---------- DATASET RECORDS ----------
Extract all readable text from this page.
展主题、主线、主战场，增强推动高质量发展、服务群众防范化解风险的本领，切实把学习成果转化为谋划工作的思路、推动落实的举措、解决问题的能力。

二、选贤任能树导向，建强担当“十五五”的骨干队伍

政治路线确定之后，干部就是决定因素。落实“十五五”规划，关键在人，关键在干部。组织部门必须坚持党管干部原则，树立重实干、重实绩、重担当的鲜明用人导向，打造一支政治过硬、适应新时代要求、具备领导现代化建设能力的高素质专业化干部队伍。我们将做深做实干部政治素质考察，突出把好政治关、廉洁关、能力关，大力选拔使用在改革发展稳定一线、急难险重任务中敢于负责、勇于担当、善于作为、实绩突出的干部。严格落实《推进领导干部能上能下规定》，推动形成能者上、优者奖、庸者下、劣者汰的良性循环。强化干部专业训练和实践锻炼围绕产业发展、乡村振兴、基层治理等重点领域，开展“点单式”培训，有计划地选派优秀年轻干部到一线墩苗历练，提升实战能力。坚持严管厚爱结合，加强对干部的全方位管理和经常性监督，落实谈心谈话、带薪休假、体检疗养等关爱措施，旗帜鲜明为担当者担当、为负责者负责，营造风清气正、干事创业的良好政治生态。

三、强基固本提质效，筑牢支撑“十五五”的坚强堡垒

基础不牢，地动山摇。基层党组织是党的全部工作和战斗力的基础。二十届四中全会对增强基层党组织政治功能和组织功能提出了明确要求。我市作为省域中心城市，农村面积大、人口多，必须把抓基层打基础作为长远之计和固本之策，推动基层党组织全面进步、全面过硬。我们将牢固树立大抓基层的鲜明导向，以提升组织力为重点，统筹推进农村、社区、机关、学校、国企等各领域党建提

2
----------
# WHAT YOU NEED TO DO
From the records above, extract every entry exactly as given.

# TASK SOLUTION
Extract all readable text from this page.
展主题、主线、主战场，增强推动高质量发展、服务群众防范化解风险的本领，切实把学习成果转化为谋划工作的思路、推动落实的举措、解决问题的能力。

二、选贤任能树导向，建强担当“十五五”的骨干队伍

政治路线确定之后，干部就是决定因素。落实“十五五”规划，关键在人，关键在干部。组织部门必须坚持党管干部原则，树立重实干、重实绩、重担当的鲜明用人导向，打造一支政治过硬、适应新时代要求、具备领导现代化建设能力的高素质专业化干部队伍。我们将做深做实干部政治素质考察，突出把好政治关、廉洁关、能力关，大力选拔使用在改革发展稳定一线、急难险重任务中敢于负责、勇于担当、善于作为、实绩突出的干部。严格落实《推进领导干部能上能下规定》，推动形成能者上、优者奖、庸者下、劣者汰的良性循环。强化干部专业训练和实践锻炼围绕产业发展、乡村振兴、基层治理等重点领域，开展“点单式”培训，有计划地选派优秀年轻干部到一线墩苗历练，提升实战能力。坚持严管厚爱结合，加强对干部的全方位管理和经常性监督，落实谈心谈话、带薪休假、体检疗养等关爱措施，旗帜鲜明为担当者担当、为负责者负责，营造风清气正、干事创业的良好政治生态。

三、强基固本提质效，筑牢支撑“十五五”的坚强堡垒

基础不牢，地动山摇。基层党组织是党的全部工作和战斗力的基础。二十届四中全会对增强基层党组织政治功能和组织功能提出了明确要求。我市作为省域中心城市，农村面积大、人口多，必须把抓基层打基础作为长远之计和固本之策，推动基层党组织全面进步、全面过硬。我们将牢固树立大抓基层的鲜明导向，以提升组织力为重点，统筹推进农村、社区、机关、学校、国企等各领域党建提

2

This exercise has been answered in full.